##### Information provided #####

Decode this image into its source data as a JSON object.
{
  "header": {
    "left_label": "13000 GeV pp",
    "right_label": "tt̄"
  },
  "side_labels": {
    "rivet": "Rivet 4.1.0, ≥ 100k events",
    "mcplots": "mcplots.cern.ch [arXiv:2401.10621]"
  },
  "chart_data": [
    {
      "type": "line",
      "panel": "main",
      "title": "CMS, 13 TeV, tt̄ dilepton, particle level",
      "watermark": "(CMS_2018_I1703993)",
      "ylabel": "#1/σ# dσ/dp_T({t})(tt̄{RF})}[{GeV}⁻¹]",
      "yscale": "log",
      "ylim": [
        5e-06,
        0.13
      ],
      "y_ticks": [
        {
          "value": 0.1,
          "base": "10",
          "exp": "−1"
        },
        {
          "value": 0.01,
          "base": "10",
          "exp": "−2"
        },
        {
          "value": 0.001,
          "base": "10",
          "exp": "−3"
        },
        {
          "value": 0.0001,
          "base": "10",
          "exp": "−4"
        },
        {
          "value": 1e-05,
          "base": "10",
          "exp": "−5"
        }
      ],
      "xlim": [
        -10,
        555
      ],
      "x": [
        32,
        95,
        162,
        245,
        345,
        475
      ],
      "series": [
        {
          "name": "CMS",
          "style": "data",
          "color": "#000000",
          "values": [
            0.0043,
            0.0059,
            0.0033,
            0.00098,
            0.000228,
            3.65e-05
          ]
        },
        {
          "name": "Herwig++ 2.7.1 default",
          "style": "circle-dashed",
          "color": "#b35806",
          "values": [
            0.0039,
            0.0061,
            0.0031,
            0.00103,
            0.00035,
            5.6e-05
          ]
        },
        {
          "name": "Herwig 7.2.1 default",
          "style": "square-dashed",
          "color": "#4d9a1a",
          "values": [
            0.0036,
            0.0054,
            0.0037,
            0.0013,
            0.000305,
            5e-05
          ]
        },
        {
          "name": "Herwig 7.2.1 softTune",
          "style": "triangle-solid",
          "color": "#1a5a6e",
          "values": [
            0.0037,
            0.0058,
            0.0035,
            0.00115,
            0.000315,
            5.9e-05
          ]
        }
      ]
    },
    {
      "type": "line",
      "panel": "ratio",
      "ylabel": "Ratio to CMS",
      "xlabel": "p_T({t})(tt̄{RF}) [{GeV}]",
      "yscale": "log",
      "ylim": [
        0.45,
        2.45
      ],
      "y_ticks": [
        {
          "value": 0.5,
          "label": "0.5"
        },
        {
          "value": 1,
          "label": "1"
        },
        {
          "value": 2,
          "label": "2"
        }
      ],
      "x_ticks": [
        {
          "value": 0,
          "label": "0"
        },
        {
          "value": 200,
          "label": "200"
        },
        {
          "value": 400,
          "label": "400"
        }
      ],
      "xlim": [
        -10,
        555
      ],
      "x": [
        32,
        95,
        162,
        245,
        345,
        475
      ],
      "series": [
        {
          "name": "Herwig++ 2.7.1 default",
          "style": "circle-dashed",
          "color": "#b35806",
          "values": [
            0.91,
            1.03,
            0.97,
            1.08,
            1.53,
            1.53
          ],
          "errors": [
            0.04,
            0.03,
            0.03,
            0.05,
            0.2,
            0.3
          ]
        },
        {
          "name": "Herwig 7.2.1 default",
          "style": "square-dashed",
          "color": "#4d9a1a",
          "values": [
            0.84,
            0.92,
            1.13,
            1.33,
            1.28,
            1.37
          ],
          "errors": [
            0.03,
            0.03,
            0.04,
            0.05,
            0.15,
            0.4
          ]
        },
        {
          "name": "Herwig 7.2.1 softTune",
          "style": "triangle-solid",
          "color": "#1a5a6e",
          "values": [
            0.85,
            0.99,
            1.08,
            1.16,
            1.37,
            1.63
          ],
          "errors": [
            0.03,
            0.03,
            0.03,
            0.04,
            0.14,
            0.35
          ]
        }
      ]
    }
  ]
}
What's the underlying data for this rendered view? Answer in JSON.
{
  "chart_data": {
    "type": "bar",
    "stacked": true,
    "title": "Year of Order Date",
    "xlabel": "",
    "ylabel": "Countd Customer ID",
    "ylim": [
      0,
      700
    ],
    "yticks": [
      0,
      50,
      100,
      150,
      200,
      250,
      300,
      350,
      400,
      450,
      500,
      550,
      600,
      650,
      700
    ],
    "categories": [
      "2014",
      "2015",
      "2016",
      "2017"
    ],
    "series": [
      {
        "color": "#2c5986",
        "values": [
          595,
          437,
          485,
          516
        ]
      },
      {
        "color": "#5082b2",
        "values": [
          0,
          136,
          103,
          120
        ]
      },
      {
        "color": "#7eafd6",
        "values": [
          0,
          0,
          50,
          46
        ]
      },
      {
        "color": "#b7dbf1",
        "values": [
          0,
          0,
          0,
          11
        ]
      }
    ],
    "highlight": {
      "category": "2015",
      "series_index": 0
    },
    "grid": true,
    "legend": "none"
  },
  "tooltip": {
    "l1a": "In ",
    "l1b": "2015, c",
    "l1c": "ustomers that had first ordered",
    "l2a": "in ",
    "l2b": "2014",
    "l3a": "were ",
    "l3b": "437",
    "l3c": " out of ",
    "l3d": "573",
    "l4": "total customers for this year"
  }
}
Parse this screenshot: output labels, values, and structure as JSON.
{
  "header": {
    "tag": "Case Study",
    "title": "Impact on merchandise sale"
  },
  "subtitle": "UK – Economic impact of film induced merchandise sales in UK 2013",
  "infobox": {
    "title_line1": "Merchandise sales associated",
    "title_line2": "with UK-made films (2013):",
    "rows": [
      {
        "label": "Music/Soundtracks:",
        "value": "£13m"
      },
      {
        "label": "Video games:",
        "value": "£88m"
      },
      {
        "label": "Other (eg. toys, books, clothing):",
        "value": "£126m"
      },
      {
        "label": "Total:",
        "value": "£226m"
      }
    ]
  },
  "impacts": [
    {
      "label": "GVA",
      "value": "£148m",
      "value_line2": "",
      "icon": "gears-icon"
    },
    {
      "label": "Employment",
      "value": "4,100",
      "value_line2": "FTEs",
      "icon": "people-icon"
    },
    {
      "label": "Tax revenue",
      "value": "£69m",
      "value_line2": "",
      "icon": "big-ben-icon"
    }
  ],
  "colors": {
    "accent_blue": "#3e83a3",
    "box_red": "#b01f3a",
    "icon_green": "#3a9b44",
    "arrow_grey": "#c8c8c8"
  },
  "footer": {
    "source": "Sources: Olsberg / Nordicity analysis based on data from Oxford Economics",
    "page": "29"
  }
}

#####

- [What you have to do] Copy each line of the data exactly, leaving nothing out.

- [Reply]
Decode this image into its source data as a JSON object.
{
  "header": {
    "left_label": "13000 GeV pp",
    "right_label": "tt̄"
  },
  "side_labels": {
    "rivet": "Rivet 4.1.0, ≥ 100k events",
    "mcplots": "mcplots.cern.ch [arXiv:2401.10621]"
  },
  "chart_data": [
    {
      "type": "line",
      "panel": "main",
      "title": "CMS, 13 TeV, tt̄ dilepton, particle level",
      "watermark": "(CMS_2018_I1703993)",
      "ylabel": "#1/σ# dσ/dp_T({t})(tt̄{RF})}[{GeV}⁻¹]",
      "yscale": "log",
      "ylim": [
        5e-06,
        0.13
      ],
      "y_ticks": [
        {
          "value": 0.1,
          "base": "10",
          "exp": "−1"
        },
        {
          "value": 0.01,
          "base": "10",
          "exp": "−2"
        },
        {
          "value": 0.001,
          "base": "10",
          "exp": "−3"
        },
        {
          "value": 0.0001,
          "base": "10",
          "exp": "−4"
        },
        {
          "value": 1e-05,
          "base": "10",
          "exp": "−5"
        }
      ],
      "xlim": [
        -10,
        555
      ],
      "x": [
        32,
        95,
        162,
        245,
        345,
        475
      ],
      "series": [
        {
          "name": "CMS",
          "style": "data",
          "color": "#000000",
          "values": [
            0.0043,
            0.0059,
            0.0033,
            0.00098,
            0.000228,
            3.65e-05
          ]
        },
        {
          "name": "Herwig++ 2.7.1 default",
          "style": "circle-dashed",
          "color": "#b35806",
          "values": [
            0.0039,
            0.0061,
            0.0031,
            0.00103,
            0.00035,
            5.6e-05
          ]
        },
        {
          "name": "Herwig 7.2.1 default",
          "style": "square-dashed",
          "color": "#4d9a1a",
          "values": [
            0.0036,
            0.0054,
            0.0037,
            0.0013,
            0.000305,
            5e-05
          ]
        },
        {
          "name": "Herwig 7.2.1 softTune",
          "style": "triangle-solid",
          "color": "#1a5a6e",
          "values": [
            0.0037,
            0.0058,
            0.0035,
            0.00115,
            0.000315,
            5.9e-05
          ]
        }
      ]
    },
    {
      "type": "line",
      "panel": "ratio",
      "ylabel": "Ratio to CMS",
      "xlabel": "p_T({t})(tt̄{RF}) [{GeV}]",
      "yscale": "log",
      "ylim": [
        0.45,
        2.45
      ],
      "y_ticks": [
        {
          "value": 0.5,
          "label": "0.5"
        },
        {
          "value": 1,
          "label": "1"
        },
        {
          "value": 2,
          "label": "2"
        }
      ],
      "x_ticks": [
        {
          "value": 0,
          "label": "0"
        },
        {
          "value": 200,
          "label": "200"
        },
        {
          "value": 400,
          "label": "400"
        }
      ],
      "xlim": [
        -10,
        555
      ],
      "x": [
        32,
        95,
        162,
        245,
        345,
        475
      ],
      "series": [
        {
          "name": "Herwig++ 2.7.1 default",
          "style": "circle-dashed",
          "color": "#b35806",
          "values": [
            0.91,
            1.03,
            0.97,
            1.08,
            1.53,
            1.53
          ],
          "errors": [
            0.04,
            0.03,
            0.03,
            0.05,
            0.2,
            0.3
          ]
        },
        {
          "name": "Herwig 7.2.1 default",
          "style": "square-dashed",
          "color": "#4d9a1a",
          "values": [
            0.84,
            0.92,
            1.13,
            1.33,
            1.28,
            1.37
          ],
          "errors": [
            0.03,
            0.03,
            0.04,
            0.05,
            0.15,
            0.4
          ]
        },
        {
          "name": "Herwig 7.2.1 softTune",
          "style": "triangle-solid",
          "color": "#1a5a6e",
          "values": [
            0.85,
            0.99,
            1.08,
            1.16,
            1.37,
            1.63
          ],
          "errors": [
            0.03,
            0.03,
            0.03,
            0.04,
            0.14,
            0.35
          ]
        }
      ]
    }
  ]
}
What's the underlying data for this rendered view? Answer in JSON.
{
  "chart_data": {
    "type": "bar",
    "stacked": true,
    "title": "Year of Order Date",
    "xlabel": "",
    "ylabel": "Countd Customer ID",
    "ylim": [
      0,
      700
    ],
    "yticks": [
      0,
      50,
      100,
      150,
      200,
      250,
      300,
      350,
      400,
      450,
      500,
      550,
      600,
      650,
      700
    ],
    "categories": [
      "2014",
      "2015",
      "2016",
      "2017"
    ],
    "series": [
      {
        "color": "#2c5986",
        "values": [
          595,
          437,
          485,
          516
        ]
      },
      {
        "color": "#5082b2",
        "values": [
          0,
          136,
          103,
          120
        ]
      },
      {
        "color": "#7eafd6",
        "values": [
          0,
          0,
          50,
          46
        ]
      },
      {
        "color": "#b7dbf1",
        "values": [
          0,
          0,
          0,
          11
        ]
      }
    ],
    "highlight": {
      "category": "2015",
      "series_index": 0
    },
    "grid": true,
    "legend": "none"
  },
  "tooltip": {
    "l1a": "In ",
    "l1b": "2015, c",
    "l1c": "ustomers that had first ordered",
    "l2a": "in ",
    "l2b": "2014",
    "l3a": "were ",
    "l3b": "437",
    "l3c": " out of ",
    "l3d": "573",
    "l4": "total customers for this year"
  }
}
Parse this screenshot: output labels, values, and structure as JSON.
{
  "header": {
    "tag": "Case Study",
    "title": "Impact on merchandise sale"
  },
  "subtitle": "UK – Economic impact of film induced merchandise sales in UK 2013",
  "infobox": {
    "title_line1": "Merchandise sales associated",
    "title_line2": "with UK-made films (2013):",
    "rows": [
      {
        "label": "Music/Soundtracks:",
        "value": "£13m"
      },
      {
        "label": "Video games:",
        "value": "£88m"
      },
      {
        "label": "Other (eg. toys, books, clothing):",
        "value": "£126m"
      },
      {
        "label": "Total:",
        "value": "£226m"
      }
    ]
  },
  "impacts": [
    {
      "label": "GVA",
      "value": "£148m",
      "value_line2": "",
      "icon": "gears-icon"
    },
    {
      "label": "Employment",
      "value": "4,100",
      "value_line2": "FTEs",
      "icon": "people-icon"
    },
    {
      "label": "Tax revenue",
      "value": "£69m",
      "value_line2": "",
      "icon": "big-ben-icon"
    }
  ],
  "colors": {
    "accent_blue": "#3e83a3",
    "box_red": "#b01f3a",
    "icon_green": "#3a9b44",
    "arrow_grey": "#c8c8c8"
  },
  "footer": {
    "source": "Sources: Olsberg / Nordicity analysis based on data from Oxford Economics",
    "page": "29"
  }
}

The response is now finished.